PROBLEM DESCRIPTION: Duplicate the passage of the blog post about the missing NuGet logging DLL between "So, back to" and "stumbling around blindly.", inclusive.

PAGE TEXT:
########

I've been working on a little sample project in DevStudio to check out NuGet. Writing the code, using NuGet, and getting things to build all went fine. But when I went to run the code, it failed. Because I had set the project up as a Windows service, debugging was not entirely straightforward -- all I had were some stack traces in the event log. The service had died because of an an exception: Castle.MicroKernel.SubSystems.Conversion.ConverterException. The stack trace indicated that the exception was occurring during the process of getting logging initialized. After a bit more poking around I realized that there was a DLL missing from the bin folder of the project: Castle.Services.Logging.Log4netIntegration.dll.
So, back to the project to make sure that I've got the reference added for that. Yup, there's the reference. OK, check the Copy Local setting. Yup, set to true. OK, check the universal mind (aka Google) to see what it recommends. Hmmm. MSDN docs say that if the assembly is in the GAC, then DevStudio won't copy the dll to the output directory. OK, check GAC. Nope, that assembly is not in the GAC. At this point I resort to one of my favourite tools: stumbling around blindly.

########

(Document understanding data)
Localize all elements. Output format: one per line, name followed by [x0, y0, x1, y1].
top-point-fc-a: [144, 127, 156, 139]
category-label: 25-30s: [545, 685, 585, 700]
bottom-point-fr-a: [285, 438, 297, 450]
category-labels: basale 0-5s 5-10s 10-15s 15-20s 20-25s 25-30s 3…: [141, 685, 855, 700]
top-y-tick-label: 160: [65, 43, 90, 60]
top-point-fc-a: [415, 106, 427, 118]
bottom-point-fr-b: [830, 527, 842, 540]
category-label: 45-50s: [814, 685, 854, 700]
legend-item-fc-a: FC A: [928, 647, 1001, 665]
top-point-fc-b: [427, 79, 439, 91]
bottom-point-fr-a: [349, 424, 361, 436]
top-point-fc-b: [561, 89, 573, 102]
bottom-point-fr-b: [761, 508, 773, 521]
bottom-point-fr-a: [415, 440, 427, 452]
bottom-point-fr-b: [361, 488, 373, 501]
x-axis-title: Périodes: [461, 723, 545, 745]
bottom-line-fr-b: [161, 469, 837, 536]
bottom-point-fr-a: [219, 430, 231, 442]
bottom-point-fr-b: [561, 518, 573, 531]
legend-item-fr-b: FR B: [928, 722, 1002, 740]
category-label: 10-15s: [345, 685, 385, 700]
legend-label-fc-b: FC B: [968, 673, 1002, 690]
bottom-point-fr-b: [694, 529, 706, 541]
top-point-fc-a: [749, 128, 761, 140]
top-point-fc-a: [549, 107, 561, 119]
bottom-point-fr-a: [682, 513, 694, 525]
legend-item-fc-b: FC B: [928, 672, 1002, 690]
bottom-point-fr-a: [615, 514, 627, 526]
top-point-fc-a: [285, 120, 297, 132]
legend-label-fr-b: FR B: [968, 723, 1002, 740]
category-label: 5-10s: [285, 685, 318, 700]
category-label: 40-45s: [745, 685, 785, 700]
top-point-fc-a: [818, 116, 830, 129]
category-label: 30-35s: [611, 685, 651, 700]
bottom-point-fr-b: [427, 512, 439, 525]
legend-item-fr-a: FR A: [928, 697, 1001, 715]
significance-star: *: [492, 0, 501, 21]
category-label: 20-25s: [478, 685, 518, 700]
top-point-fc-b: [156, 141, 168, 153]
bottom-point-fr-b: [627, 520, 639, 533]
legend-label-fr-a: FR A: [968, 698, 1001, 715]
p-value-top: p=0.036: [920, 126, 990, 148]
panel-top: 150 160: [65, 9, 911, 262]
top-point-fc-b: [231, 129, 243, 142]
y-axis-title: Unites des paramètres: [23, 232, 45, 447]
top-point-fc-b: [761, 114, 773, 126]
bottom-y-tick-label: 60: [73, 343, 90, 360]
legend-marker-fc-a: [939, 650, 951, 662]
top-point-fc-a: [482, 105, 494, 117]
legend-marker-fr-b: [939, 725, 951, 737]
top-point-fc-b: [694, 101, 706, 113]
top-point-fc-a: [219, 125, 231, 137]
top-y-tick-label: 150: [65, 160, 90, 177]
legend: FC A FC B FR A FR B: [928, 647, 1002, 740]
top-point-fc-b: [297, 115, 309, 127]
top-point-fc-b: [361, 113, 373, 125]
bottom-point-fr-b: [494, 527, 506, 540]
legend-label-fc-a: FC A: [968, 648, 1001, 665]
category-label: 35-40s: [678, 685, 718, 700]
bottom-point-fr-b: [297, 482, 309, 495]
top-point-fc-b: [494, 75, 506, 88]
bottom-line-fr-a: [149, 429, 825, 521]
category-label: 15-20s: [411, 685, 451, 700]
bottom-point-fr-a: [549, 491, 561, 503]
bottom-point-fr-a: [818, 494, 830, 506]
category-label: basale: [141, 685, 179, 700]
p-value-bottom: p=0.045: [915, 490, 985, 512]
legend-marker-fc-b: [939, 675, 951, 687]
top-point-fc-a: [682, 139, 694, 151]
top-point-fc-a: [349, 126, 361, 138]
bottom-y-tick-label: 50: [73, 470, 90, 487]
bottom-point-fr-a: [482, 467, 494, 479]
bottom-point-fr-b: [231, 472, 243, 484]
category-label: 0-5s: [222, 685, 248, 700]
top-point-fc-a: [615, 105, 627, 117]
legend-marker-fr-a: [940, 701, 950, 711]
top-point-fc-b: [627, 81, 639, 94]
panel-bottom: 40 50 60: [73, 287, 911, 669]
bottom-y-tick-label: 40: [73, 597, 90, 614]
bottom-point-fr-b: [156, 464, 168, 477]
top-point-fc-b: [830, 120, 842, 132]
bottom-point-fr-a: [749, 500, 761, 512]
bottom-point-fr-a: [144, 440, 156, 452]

########

WRITTEN RESPONSE:
So, back to the project to make sure that I've got the reference added for that. Yup, there's the reference. OK, check the Copy Local setting. Yup, set to true. OK, check the universal mind (aka Google) to see what it recommends. Hmmm. MSDN docs say that if the assembly is in the GAC, then DevStudio won't copy the dll to the output directory. OK, check GAC. Nope, that assembly is not in the GAC. At this point I resort to one of my favourite tools: stumbling around blindly.